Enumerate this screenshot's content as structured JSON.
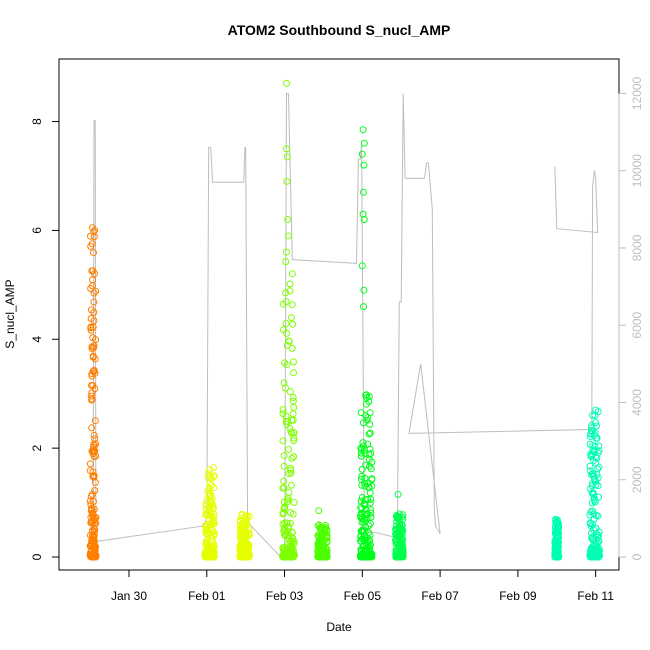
{
  "chart_data": {
    "type": "scatter",
    "title": "ATOM2 Southbound S_nucl_AMP",
    "xlabel": "Date",
    "ylabel": "S_nucl_AMP",
    "x_tick_labels": [
      "Jan 30",
      "Feb 01",
      "Feb 03",
      "Feb 05",
      "Feb 07",
      "Feb 09",
      "Feb 11"
    ],
    "x_tick_days": [
      30,
      32,
      34,
      36,
      38,
      40,
      42
    ],
    "xlim_days": [
      28.2,
      42.6
    ],
    "ylim": [
      0,
      8.8
    ],
    "y_ticks": [
      0,
      2,
      4,
      6,
      8
    ],
    "right_axis": {
      "ylim": [
        0,
        12400
      ],
      "ticks": [
        0,
        2000,
        4000,
        6000,
        8000,
        10000,
        12000
      ],
      "color": "#bebebe"
    },
    "line_series": {
      "color": "#bebebe",
      "points": [
        [
          29.05,
          300
        ],
        [
          29.08,
          400
        ],
        [
          29.1,
          11300
        ],
        [
          29.13,
          11300
        ],
        [
          29.15,
          400
        ],
        [
          31.9,
          800
        ],
        [
          32.0,
          1000
        ],
        [
          32.05,
          10600
        ],
        [
          32.1,
          10600
        ],
        [
          32.15,
          9700
        ],
        [
          32.95,
          9700
        ],
        [
          32.98,
          10600
        ],
        [
          33.0,
          10600
        ],
        [
          33.05,
          900
        ],
        [
          33.9,
          0
        ],
        [
          34.0,
          100
        ],
        [
          34.05,
          12000
        ],
        [
          34.1,
          12000
        ],
        [
          34.2,
          7700
        ],
        [
          35.85,
          7600
        ],
        [
          35.9,
          10300
        ],
        [
          35.95,
          10300
        ],
        [
          35.98,
          10700
        ],
        [
          36.05,
          700
        ],
        [
          36.9,
          500
        ],
        [
          36.95,
          6600
        ],
        [
          37.0,
          6600
        ],
        [
          37.05,
          12000
        ],
        [
          37.1,
          9800
        ],
        [
          37.6,
          9800
        ],
        [
          37.65,
          10200
        ],
        [
          37.7,
          10200
        ],
        [
          37.8,
          9000
        ],
        [
          37.85,
          1300
        ],
        [
          37.88,
          800
        ],
        [
          38.0,
          600
        ],
        [
          37.5,
          5000
        ],
        [
          37.2,
          3200
        ],
        [
          41.9,
          3300
        ],
        [
          41.92,
          9600
        ],
        [
          41.97,
          10000
        ],
        [
          42.0,
          9800
        ],
        [
          42.05,
          8400
        ],
        [
          41.0,
          8500
        ],
        [
          40.95,
          10100
        ]
      ]
    },
    "series": [
      {
        "name": "",
        "color": "#ff7f00",
        "day_start": 29.0,
        "day_end": 29.15,
        "max": 6.05,
        "extra": [
          [
            29.06,
            6.05
          ],
          [
            29.08,
            1.9
          ],
          [
            29.07,
            1.48
          ],
          [
            29.06,
            1.15
          ]
        ]
      },
      {
        "name": "",
        "color": "#e5ff00",
        "day_start": 31.95,
        "day_end": 32.2,
        "max": 1.65,
        "extra": []
      },
      {
        "name": "",
        "color": "#e5ff00",
        "day_start": 32.85,
        "day_end": 33.1,
        "max": 0.85,
        "extra": []
      },
      {
        "name": "",
        "color": "#7fff00",
        "day_start": 33.95,
        "day_end": 34.25,
        "max": 5.5,
        "extra": [
          [
            34.05,
            8.7
          ],
          [
            34.05,
            7.5
          ],
          [
            34.07,
            7.35
          ],
          [
            34.06,
            6.9
          ],
          [
            34.08,
            6.2
          ],
          [
            34.1,
            5.9
          ],
          [
            34.05,
            5.6
          ]
        ]
      },
      {
        "name": "",
        "color": "#4cff00",
        "day_start": 34.85,
        "day_end": 35.1,
        "max": 0.6,
        "extra": [
          [
            34.88,
            0.85
          ]
        ]
      },
      {
        "name": "",
        "color": "#00ff19",
        "day_start": 35.95,
        "day_end": 36.25,
        "max": 3.0,
        "extra": [
          [
            36.02,
            7.85
          ],
          [
            36.05,
            7.6
          ],
          [
            36.0,
            7.4
          ],
          [
            36.04,
            7.2
          ],
          [
            36.03,
            6.7
          ],
          [
            36.02,
            6.3
          ],
          [
            36.05,
            6.2
          ],
          [
            36.0,
            5.35
          ],
          [
            36.04,
            4.9
          ],
          [
            36.03,
            4.6
          ]
        ]
      },
      {
        "name": "",
        "color": "#00ff4c",
        "day_start": 36.85,
        "day_end": 37.05,
        "max": 0.8,
        "extra": [
          [
            36.92,
            1.15
          ]
        ]
      },
      {
        "name": "",
        "color": "#00ffb3",
        "day_start": 40.95,
        "day_end": 41.05,
        "max": 0.7,
        "extra": [
          [
            41.0,
            0.65
          ],
          [
            41.02,
            0.3
          ]
        ]
      },
      {
        "name": "",
        "color": "#00ffb3",
        "day_start": 41.85,
        "day_end": 42.1,
        "max": 2.7,
        "extra": [
          [
            42.0,
            2.7
          ],
          [
            41.98,
            2.6
          ]
        ]
      }
    ]
  }
}
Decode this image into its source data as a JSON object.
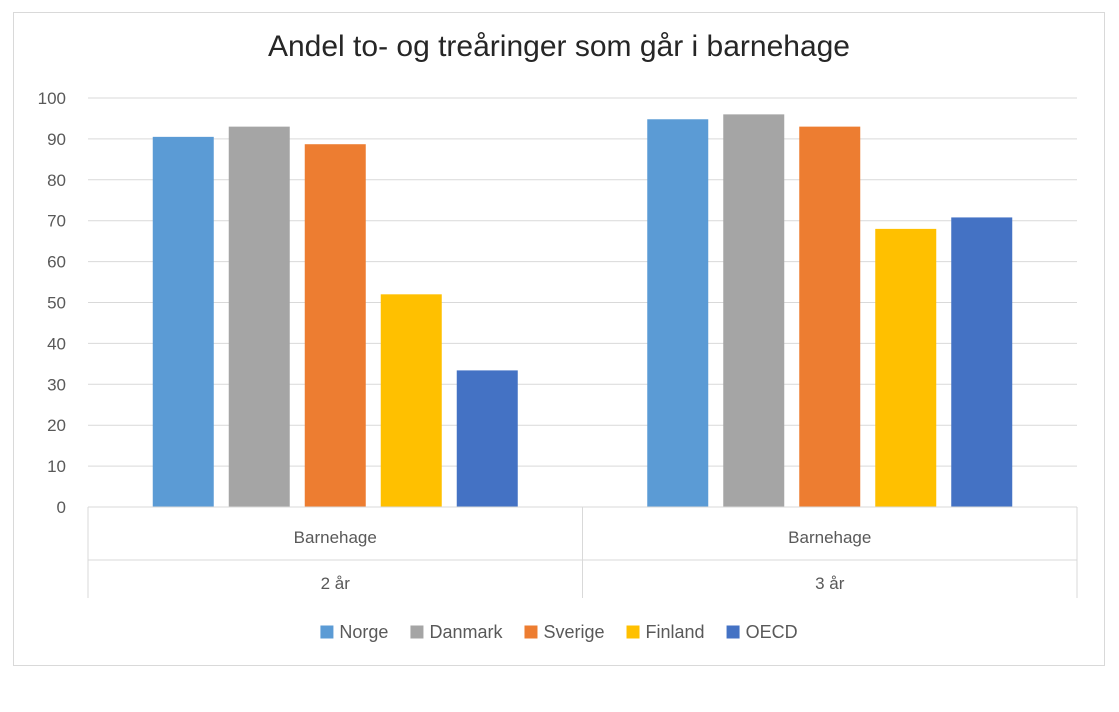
{
  "chart_data": {
    "type": "bar",
    "title": "Andel to- og treåringer som går i barnehage",
    "xlabel": "",
    "ylabel": "",
    "ylim": [
      0,
      100
    ],
    "yticks": [
      0,
      10,
      20,
      30,
      40,
      50,
      60,
      70,
      80,
      90,
      100
    ],
    "grid": true,
    "legend_position": "bottom",
    "categories": [
      {
        "group": "Barnehage",
        "label": "2 år"
      },
      {
        "group": "Barnehage",
        "label": "3 år"
      }
    ],
    "series": [
      {
        "name": "Norge",
        "color": "#5b9bd5",
        "values": [
          90.5,
          94.8
        ]
      },
      {
        "name": "Danmark",
        "color": "#a5a5a5",
        "values": [
          93.0,
          96.0
        ]
      },
      {
        "name": "Sverige",
        "color": "#ed7d31",
        "values": [
          88.7,
          93.0
        ]
      },
      {
        "name": "Finland",
        "color": "#ffc000",
        "values": [
          52.0,
          68.0
        ]
      },
      {
        "name": "OECD",
        "color": "#4472c4",
        "values": [
          33.4,
          70.8
        ]
      }
    ]
  }
}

**Short task:**
Give every line of the material that includes the string "this".

**The solution:**
Enumerate this screenshot's content as structured JSON.
Decode this image into its source data as a JSON object.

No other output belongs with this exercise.